## Begin Exercise material

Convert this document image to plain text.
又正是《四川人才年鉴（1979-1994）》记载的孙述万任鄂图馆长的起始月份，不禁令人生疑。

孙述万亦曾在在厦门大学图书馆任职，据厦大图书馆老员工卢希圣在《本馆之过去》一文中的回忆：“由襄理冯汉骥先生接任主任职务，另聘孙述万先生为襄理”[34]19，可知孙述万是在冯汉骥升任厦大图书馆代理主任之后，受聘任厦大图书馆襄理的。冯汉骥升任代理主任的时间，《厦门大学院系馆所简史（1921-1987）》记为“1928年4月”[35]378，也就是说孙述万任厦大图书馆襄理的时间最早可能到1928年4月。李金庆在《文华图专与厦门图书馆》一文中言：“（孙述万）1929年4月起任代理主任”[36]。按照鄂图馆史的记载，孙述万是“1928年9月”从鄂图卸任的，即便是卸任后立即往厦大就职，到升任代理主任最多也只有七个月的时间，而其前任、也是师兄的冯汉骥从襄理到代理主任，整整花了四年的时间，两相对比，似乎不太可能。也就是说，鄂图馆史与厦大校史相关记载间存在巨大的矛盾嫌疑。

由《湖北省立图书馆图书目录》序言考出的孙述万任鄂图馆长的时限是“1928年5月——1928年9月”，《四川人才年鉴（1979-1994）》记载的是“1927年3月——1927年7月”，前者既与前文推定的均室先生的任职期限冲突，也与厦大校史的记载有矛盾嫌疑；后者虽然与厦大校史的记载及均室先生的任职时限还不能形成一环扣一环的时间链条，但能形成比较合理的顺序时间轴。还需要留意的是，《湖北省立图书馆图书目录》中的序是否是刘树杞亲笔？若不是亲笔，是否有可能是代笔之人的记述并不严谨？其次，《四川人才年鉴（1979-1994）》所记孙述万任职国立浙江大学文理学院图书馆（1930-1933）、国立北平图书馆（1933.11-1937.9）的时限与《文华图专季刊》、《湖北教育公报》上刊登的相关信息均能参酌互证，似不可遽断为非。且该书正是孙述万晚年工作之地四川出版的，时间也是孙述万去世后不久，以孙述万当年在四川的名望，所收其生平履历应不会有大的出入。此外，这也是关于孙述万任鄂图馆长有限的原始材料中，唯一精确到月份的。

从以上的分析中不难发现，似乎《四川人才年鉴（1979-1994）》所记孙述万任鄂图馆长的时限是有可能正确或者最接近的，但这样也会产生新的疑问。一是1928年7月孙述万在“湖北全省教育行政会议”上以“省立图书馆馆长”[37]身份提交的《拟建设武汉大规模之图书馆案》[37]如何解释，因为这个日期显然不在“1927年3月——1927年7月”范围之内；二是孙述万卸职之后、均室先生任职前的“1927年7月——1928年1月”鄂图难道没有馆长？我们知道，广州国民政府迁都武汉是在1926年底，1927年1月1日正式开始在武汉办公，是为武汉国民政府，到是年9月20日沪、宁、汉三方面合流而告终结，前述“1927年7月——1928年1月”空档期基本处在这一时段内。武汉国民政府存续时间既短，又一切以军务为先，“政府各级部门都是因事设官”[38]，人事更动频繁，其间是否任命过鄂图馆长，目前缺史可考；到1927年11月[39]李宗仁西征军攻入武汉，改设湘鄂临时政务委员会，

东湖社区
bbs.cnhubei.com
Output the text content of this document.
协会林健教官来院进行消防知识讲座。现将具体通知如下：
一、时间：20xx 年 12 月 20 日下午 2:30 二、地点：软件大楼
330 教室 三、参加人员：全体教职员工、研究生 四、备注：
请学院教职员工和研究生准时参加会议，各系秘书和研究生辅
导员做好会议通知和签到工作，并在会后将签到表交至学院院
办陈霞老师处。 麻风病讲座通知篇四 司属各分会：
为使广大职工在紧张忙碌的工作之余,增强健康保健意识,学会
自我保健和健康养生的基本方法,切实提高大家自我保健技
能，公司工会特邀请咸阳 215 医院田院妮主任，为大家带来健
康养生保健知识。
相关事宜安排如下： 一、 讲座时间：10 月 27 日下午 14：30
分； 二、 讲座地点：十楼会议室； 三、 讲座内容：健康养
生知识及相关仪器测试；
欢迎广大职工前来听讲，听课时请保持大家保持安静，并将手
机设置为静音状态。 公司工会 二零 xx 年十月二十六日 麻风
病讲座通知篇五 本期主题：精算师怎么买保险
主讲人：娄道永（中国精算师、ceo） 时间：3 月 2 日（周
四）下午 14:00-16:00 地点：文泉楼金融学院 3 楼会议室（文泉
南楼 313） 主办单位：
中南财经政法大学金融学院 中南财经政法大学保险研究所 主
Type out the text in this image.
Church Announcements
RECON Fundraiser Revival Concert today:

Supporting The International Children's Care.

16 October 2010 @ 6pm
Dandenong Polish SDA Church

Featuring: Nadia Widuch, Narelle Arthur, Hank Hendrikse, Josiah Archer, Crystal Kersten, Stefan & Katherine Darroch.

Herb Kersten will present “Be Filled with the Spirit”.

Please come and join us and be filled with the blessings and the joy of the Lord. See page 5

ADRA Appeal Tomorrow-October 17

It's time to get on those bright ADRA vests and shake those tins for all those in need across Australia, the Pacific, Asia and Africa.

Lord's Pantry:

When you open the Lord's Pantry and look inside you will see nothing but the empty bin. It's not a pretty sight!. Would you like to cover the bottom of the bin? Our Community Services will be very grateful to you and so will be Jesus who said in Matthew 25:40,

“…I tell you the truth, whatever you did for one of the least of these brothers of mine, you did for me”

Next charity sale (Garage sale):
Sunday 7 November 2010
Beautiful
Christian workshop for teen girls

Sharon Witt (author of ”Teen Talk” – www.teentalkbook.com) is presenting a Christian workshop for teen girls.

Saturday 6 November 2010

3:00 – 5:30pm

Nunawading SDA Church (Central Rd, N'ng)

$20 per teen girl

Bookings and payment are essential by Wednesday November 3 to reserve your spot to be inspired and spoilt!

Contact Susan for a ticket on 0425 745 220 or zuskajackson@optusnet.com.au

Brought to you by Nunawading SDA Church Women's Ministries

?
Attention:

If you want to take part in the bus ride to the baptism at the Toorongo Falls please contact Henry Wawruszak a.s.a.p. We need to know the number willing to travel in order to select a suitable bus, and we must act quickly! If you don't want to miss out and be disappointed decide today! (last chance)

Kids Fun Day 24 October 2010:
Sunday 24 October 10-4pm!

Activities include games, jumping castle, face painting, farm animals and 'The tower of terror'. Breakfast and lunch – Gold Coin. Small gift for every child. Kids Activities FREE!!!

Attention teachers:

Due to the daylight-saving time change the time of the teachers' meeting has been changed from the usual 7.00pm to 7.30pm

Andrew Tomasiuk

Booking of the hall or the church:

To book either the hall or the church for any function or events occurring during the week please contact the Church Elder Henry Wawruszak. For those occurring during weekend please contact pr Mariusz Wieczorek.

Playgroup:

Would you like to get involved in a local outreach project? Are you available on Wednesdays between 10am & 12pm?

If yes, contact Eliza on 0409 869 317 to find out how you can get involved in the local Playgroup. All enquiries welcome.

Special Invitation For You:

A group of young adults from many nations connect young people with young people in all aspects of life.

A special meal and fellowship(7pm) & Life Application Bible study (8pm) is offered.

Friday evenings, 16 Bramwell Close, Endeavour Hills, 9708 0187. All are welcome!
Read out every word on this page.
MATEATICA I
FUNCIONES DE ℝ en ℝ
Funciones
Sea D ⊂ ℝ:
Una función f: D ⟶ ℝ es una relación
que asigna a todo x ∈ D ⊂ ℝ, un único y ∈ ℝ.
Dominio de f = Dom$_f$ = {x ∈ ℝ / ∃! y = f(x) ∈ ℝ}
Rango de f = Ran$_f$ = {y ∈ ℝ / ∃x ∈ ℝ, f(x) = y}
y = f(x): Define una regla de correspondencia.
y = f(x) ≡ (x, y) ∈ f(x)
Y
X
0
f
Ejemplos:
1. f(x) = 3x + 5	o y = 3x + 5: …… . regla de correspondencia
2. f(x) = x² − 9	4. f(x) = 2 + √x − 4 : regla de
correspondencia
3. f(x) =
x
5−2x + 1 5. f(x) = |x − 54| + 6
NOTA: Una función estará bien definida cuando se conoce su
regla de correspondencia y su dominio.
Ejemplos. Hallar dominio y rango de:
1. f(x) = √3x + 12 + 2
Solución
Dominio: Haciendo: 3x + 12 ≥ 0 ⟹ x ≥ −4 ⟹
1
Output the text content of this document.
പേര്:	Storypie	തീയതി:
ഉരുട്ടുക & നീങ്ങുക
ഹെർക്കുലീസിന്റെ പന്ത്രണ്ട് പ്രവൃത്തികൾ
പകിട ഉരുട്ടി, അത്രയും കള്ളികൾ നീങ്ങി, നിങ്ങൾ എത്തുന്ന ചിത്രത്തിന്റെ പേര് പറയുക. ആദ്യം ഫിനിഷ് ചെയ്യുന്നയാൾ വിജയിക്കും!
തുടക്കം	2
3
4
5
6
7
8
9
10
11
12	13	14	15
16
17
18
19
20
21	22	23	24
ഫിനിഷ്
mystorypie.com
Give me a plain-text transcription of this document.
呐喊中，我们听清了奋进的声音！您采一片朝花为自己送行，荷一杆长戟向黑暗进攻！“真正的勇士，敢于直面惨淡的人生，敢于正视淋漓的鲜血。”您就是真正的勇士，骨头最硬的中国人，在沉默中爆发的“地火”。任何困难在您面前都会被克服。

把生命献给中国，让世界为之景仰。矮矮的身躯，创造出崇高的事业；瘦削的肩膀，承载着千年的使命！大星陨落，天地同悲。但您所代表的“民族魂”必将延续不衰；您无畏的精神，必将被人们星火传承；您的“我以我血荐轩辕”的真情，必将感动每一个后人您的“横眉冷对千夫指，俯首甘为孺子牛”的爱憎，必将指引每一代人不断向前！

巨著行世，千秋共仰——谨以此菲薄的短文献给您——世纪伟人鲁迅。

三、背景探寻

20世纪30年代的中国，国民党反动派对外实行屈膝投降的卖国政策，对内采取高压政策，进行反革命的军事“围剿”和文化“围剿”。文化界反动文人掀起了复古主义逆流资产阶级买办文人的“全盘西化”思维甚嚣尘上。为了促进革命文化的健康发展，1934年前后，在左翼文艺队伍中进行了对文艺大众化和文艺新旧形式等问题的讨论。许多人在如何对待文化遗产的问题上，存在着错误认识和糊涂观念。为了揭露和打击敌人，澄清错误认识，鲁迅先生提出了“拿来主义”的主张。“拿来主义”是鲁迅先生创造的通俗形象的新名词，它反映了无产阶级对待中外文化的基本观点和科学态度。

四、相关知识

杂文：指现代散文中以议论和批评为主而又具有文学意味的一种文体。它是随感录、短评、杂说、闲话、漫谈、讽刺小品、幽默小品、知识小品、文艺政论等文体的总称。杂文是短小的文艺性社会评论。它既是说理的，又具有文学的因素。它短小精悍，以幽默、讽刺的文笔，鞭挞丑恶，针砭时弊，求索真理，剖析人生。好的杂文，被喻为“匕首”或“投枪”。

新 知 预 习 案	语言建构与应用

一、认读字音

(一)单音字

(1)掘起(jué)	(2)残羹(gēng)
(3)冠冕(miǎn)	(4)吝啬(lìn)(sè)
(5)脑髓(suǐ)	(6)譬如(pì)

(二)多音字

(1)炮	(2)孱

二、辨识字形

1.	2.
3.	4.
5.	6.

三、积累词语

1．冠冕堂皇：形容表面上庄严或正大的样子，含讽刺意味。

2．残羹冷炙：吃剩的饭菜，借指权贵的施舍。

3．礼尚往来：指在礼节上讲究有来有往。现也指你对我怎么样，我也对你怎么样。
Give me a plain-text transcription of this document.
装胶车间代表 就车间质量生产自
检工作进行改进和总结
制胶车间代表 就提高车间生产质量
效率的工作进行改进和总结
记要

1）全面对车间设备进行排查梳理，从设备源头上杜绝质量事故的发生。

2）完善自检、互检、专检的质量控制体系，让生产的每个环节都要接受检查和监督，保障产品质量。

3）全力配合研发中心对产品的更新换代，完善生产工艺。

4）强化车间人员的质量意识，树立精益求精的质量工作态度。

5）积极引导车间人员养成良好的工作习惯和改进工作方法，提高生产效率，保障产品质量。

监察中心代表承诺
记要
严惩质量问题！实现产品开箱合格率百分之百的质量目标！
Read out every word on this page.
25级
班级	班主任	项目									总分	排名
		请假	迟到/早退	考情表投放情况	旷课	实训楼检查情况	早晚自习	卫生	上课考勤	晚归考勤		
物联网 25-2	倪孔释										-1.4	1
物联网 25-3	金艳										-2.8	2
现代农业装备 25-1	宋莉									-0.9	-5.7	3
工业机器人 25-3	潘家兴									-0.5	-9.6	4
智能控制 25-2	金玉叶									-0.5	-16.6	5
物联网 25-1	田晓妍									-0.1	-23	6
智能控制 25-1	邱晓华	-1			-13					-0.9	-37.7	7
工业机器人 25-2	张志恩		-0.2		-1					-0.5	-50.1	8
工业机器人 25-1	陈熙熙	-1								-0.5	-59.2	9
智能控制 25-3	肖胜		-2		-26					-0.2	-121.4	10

## End Exercise material

_Stated goal_.
Copy out every line where the word "función" occurs.

_Exercise response_.
Una función f: D ⟶ ℝ es una relación
NOTA: Una función estará bien definida cuando se conoce su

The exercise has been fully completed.